### TASK PROMPT:
Before the listing comes the abstract on counterfactual policy synthesis for recommendation. Reproduce the stretch from "Plug-and-Play Model-Agnostic Counterfactual" through "ahead of print." word for word.

*** TEXT UNDER STUDY ***

Plug-and-Play Model-Agnostic Counterfactual Policy Synthesis for Deep Reinforcement Learning-Based Recommendation

IEEE Trans Neural Netw Learn Syst. 2023 Nov 16:PP. doi: 10.1109/TNNLS.2023.3329808. Online ahead of print.

Abstract

Recent advances in recommender systems have proved the potential of reinforcement learning (RL) to handle the dynamic evolution processes between users and recommender systems. However, learning to train an optimal RL agent is generally impractical with commonly sparse user feedback data in the context of recommender systems. To circumvent the lack of interaction of current RL-based recommender systems, we propose to learn a general model-agnostic counterfactual synthesis (MACS) policy for counterfactual user interaction data augmentation. The counterfactual synthesis policy aims to synthesize counterfactual states while preserving significant information in the original state relevant to the user's interests, building upon two different training approaches we designed: learning with expert demonstrations and joint training. As a result, the synthesis of each counterfactual data is based on the current recommendation agent's interaction with the environment to adapt to users' dynamic interests. We integrate the proposed policy deep deterministic policy gradient (DDPG), soft actor critic (SAC), and twin delayed DDPG (TD3) in an adaptive pipeline with a recommendation agent that can generate counterfactual data to improve the performance of recommendation. The empirical results on both online simulation and offline datasets demonstrate the effectiveness and generalization of our counterfactual synthesis policy and verify that it improves the performance of RL recommendation agents.

*** End of TEXT UNDER STUDY ***
*** SUPPLIED INFORMATION ***

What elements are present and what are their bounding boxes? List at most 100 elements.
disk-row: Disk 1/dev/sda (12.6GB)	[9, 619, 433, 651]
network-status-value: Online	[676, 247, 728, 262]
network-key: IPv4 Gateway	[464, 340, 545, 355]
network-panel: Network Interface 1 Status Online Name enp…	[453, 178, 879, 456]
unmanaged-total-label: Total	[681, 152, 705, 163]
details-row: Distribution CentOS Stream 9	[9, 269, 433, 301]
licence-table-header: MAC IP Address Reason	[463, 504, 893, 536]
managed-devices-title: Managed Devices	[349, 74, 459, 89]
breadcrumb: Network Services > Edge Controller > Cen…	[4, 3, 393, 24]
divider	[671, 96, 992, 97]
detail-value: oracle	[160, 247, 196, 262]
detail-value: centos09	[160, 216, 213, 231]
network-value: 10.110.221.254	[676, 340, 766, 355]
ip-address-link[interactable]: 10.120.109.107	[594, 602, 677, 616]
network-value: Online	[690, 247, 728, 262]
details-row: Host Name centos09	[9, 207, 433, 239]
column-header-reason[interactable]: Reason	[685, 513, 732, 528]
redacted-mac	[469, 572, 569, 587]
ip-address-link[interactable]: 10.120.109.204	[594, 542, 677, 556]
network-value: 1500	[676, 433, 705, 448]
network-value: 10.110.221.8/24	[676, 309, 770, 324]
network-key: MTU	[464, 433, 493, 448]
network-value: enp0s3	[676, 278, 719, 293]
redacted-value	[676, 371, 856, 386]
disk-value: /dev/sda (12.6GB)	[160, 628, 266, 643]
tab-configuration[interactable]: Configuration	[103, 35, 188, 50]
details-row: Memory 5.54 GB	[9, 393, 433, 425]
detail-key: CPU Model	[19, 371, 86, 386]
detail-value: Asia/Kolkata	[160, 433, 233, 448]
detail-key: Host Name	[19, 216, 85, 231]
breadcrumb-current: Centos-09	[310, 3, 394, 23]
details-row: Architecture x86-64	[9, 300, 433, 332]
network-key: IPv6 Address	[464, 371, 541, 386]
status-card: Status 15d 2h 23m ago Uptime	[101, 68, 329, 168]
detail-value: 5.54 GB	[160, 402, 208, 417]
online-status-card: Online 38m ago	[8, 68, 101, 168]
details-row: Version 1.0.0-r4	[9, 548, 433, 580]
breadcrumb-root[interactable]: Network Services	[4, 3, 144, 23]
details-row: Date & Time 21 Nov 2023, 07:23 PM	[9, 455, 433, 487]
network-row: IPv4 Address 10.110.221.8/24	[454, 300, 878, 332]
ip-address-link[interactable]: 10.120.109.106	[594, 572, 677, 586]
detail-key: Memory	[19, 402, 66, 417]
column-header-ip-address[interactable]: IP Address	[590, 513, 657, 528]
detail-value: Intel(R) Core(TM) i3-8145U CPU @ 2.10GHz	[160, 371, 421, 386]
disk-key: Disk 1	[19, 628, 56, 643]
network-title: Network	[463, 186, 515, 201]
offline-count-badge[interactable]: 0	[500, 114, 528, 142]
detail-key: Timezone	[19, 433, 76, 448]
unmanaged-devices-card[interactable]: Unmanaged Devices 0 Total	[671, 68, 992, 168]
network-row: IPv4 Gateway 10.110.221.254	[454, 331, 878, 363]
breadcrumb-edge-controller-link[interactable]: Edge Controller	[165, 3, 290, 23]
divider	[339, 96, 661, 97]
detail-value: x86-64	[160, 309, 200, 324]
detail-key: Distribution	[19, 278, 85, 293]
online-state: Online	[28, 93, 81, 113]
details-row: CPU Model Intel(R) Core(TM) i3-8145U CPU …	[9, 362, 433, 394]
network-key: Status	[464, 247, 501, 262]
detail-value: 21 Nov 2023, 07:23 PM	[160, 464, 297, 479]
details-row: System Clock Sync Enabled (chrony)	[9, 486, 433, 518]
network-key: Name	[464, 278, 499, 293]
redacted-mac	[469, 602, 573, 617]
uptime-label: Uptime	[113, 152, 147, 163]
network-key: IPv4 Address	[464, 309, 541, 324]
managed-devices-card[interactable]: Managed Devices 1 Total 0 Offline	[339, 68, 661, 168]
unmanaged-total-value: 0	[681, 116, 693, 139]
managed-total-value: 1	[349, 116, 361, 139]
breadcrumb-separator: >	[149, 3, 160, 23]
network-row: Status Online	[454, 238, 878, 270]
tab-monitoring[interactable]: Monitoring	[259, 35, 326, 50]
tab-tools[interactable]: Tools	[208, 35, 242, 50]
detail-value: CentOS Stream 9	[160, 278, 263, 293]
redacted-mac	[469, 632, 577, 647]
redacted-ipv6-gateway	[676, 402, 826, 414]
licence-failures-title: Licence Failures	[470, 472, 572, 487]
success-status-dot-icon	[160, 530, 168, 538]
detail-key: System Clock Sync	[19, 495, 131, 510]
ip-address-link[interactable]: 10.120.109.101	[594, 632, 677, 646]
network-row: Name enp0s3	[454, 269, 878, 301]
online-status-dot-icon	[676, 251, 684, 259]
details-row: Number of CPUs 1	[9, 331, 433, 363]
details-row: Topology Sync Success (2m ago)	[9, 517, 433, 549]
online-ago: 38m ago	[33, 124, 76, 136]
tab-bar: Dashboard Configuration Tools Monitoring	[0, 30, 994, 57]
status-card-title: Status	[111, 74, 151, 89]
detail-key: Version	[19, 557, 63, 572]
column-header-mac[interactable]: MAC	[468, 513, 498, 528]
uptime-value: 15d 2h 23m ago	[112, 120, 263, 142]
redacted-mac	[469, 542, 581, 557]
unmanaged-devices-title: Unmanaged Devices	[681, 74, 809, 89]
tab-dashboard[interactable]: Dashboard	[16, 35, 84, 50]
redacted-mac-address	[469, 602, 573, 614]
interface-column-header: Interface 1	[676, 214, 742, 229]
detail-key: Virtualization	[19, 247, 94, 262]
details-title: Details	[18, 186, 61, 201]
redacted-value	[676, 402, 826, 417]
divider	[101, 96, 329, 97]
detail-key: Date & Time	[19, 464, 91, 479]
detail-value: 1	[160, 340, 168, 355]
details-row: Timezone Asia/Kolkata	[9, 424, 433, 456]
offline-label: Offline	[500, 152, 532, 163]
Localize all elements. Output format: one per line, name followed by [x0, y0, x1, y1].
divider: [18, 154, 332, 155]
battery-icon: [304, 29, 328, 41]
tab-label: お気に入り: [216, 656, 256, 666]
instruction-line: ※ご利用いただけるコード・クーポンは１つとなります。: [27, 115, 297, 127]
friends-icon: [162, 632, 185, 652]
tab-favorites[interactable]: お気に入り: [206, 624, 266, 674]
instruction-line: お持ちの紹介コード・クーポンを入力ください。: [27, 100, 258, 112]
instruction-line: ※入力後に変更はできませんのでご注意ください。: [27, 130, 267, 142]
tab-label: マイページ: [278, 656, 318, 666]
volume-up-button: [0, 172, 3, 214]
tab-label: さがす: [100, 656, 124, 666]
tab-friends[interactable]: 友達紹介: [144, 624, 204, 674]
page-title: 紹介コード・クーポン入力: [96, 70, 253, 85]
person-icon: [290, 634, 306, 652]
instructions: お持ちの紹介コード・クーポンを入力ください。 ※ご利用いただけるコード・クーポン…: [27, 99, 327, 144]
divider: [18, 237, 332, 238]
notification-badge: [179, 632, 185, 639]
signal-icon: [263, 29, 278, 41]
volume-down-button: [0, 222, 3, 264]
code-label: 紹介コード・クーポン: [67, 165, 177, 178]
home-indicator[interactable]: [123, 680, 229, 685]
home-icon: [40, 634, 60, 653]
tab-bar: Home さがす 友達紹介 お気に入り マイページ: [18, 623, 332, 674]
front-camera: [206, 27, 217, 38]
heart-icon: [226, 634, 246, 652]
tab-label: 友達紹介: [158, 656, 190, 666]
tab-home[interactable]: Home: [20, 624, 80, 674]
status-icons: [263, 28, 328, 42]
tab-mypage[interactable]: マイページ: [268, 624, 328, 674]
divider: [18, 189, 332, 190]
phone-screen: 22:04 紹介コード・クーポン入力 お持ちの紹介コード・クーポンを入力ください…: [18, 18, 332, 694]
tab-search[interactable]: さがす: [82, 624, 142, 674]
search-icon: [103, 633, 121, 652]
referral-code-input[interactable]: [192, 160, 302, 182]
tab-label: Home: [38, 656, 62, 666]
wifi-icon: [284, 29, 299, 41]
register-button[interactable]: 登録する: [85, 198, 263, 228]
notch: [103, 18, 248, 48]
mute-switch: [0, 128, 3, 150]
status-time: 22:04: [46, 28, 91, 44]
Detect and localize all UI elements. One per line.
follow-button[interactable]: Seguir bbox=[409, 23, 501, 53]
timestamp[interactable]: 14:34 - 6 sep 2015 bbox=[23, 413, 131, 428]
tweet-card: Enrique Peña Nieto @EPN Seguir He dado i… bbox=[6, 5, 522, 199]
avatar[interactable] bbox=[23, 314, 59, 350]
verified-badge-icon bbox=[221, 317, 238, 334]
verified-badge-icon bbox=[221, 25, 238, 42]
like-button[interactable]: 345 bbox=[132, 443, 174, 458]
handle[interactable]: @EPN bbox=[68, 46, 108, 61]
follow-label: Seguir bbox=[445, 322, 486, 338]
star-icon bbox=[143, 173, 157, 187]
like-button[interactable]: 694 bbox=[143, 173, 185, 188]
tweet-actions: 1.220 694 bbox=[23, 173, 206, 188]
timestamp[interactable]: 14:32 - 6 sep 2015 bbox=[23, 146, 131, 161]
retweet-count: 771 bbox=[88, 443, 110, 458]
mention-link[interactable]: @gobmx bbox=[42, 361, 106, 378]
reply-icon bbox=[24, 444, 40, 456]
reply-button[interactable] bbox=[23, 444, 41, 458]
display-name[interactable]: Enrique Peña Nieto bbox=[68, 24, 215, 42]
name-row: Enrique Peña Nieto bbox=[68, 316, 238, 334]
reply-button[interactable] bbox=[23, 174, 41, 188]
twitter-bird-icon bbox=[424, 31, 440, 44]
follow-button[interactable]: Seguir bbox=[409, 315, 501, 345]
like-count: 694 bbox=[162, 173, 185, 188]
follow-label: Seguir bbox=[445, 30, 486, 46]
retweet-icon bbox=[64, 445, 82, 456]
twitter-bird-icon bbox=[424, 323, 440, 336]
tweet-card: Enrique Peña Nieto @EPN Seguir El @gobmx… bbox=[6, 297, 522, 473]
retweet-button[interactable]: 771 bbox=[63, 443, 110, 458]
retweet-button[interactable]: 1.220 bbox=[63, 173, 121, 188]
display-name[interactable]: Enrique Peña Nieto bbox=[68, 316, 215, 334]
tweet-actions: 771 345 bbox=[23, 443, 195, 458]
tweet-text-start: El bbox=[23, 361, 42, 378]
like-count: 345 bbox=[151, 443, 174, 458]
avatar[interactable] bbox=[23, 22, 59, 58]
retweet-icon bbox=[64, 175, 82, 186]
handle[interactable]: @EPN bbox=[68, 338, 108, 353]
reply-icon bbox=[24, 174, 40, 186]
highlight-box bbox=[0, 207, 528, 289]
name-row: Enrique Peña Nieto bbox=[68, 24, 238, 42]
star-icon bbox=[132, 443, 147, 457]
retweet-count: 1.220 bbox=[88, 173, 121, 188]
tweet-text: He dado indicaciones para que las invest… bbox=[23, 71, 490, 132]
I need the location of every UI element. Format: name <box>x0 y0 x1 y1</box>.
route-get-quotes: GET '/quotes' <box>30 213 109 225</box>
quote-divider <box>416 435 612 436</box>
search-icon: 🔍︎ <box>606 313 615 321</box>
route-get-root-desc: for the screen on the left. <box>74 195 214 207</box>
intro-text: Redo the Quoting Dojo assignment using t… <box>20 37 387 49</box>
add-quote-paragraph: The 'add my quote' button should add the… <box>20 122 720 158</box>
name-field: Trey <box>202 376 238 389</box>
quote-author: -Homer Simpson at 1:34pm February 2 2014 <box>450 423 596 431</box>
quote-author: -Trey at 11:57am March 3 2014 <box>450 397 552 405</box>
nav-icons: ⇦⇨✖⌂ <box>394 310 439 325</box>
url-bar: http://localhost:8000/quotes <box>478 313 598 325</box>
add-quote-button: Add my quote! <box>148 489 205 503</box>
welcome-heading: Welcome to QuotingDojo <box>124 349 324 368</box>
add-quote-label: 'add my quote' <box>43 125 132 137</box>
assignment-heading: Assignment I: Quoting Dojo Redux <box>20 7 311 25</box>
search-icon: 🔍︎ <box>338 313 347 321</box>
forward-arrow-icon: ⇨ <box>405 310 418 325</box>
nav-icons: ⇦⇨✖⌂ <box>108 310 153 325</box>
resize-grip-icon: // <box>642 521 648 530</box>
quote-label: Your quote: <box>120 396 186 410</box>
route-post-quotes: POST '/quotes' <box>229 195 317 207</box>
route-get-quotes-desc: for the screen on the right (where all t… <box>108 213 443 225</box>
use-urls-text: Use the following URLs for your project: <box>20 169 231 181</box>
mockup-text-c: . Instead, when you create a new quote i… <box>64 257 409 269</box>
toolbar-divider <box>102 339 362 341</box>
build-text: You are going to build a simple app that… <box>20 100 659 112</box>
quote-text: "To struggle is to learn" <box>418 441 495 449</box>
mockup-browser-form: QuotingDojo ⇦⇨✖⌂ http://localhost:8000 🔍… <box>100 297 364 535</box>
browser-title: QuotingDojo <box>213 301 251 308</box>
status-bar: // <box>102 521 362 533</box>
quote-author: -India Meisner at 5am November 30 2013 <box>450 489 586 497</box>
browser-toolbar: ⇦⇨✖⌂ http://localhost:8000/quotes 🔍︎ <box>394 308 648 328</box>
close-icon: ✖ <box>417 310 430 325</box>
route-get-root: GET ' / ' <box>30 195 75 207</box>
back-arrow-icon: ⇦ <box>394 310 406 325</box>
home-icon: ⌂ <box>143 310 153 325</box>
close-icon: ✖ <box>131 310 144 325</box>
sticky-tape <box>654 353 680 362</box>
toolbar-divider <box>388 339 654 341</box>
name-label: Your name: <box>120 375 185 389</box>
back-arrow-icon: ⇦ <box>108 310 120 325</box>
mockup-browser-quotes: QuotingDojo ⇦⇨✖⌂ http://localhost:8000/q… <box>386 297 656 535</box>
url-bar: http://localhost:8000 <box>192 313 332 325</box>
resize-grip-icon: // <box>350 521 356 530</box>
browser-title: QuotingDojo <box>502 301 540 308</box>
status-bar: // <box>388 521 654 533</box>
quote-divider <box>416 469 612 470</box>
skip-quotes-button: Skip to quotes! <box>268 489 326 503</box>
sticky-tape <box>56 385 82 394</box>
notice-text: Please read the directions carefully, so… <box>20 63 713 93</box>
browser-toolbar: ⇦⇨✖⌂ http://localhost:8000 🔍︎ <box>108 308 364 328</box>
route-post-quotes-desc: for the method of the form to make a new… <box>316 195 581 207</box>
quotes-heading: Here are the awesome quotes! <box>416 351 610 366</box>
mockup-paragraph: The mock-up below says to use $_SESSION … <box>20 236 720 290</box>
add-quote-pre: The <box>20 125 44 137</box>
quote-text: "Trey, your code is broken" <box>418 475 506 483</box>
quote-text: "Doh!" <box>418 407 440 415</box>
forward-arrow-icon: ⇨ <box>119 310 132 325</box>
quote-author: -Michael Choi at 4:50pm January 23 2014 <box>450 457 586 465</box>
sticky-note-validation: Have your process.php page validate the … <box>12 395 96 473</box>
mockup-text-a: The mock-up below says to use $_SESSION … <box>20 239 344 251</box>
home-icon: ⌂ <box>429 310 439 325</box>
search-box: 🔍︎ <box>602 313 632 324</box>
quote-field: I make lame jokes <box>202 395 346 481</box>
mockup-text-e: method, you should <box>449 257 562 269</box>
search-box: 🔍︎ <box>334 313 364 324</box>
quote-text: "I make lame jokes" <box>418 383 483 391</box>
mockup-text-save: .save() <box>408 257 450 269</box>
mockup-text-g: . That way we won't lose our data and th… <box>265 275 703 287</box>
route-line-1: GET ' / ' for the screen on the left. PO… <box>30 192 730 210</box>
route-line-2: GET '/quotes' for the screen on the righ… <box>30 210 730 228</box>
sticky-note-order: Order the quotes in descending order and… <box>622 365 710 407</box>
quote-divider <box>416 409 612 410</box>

*** End of SUPPLIED INFORMATION ***

### RESULT OF THIS EXERCISE:
Plug-and-Play Model-Agnostic Counterfactual Policy Synthesis for Deep Reinforcement Learning-Based Recommendation

IEEE Trans Neural Netw Learn Syst. 2023 Nov 16:PP. doi: 10.1109/TNNLS.2023.3329808. Online ahead of print.